A run of records
§ §

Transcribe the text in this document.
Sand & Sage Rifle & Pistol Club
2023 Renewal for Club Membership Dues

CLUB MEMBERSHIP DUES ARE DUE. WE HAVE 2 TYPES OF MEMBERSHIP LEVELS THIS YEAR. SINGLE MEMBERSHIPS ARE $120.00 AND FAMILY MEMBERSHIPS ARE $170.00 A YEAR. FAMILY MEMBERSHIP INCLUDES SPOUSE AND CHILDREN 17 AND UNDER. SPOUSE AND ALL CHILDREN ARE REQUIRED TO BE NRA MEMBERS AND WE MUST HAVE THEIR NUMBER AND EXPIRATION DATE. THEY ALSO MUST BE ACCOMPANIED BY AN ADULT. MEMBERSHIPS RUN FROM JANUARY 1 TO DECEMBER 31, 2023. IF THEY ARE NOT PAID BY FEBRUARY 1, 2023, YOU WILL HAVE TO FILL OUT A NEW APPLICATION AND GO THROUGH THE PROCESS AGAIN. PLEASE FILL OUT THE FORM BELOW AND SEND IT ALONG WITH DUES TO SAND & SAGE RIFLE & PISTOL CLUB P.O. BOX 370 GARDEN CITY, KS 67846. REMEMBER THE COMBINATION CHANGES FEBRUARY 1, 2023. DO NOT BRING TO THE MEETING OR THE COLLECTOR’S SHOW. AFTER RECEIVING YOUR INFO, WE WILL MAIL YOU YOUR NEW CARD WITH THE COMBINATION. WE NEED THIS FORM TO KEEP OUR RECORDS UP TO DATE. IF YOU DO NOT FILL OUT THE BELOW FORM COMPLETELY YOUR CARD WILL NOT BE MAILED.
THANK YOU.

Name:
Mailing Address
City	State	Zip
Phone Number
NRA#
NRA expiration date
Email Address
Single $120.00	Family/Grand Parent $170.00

§ §

> **EXERCISE PROMPT**
Write out every line exactly as it stands.

> **SOLVED EXERCISE**
Transcribe the text in this document.
Sand & Sage Rifle & Pistol Club
2023 Renewal for Club Membership Dues

CLUB MEMBERSHIP DUES ARE DUE. WE HAVE 2 TYPES OF MEMBERSHIP LEVELS THIS YEAR. SINGLE MEMBERSHIPS ARE $120.00 AND FAMILY MEMBERSHIPS ARE $170.00 A YEAR. FAMILY MEMBERSHIP INCLUDES SPOUSE AND CHILDREN 17 AND UNDER. SPOUSE AND ALL CHILDREN ARE REQUIRED TO BE NRA MEMBERS AND WE MUST HAVE THEIR NUMBER AND EXPIRATION DATE. THEY ALSO MUST BE ACCOMPANIED BY AN ADULT. MEMBERSHIPS RUN FROM JANUARY 1 TO DECEMBER 31, 2023. IF THEY ARE NOT PAID BY FEBRUARY 1, 2023, YOU WILL HAVE TO FILL OUT A NEW APPLICATION AND GO THROUGH THE PROCESS AGAIN. PLEASE FILL OUT THE FORM BELOW AND SEND IT ALONG WITH DUES TO SAND & SAGE RIFLE & PISTOL CLUB P.O. BOX 370 GARDEN CITY, KS 67846. REMEMBER THE COMBINATION CHANGES FEBRUARY 1, 2023. DO NOT BRING TO THE MEETING OR THE COLLECTOR’S SHOW. AFTER RECEIVING YOUR INFO, WE WILL MAIL YOU YOUR NEW CARD WITH THE COMBINATION. WE NEED THIS FORM TO KEEP OUR RECORDS UP TO DATE. IF YOU DO NOT FILL OUT THE BELOW FORM COMPLETELY YOUR CARD WILL NOT BE MAILED.
THANK YOU.

Name:
Mailing Address
City	State	Zip
Phone Number
NRA#
NRA expiration date
Email Address
Single $120.00	Family/Grand Parent $170.00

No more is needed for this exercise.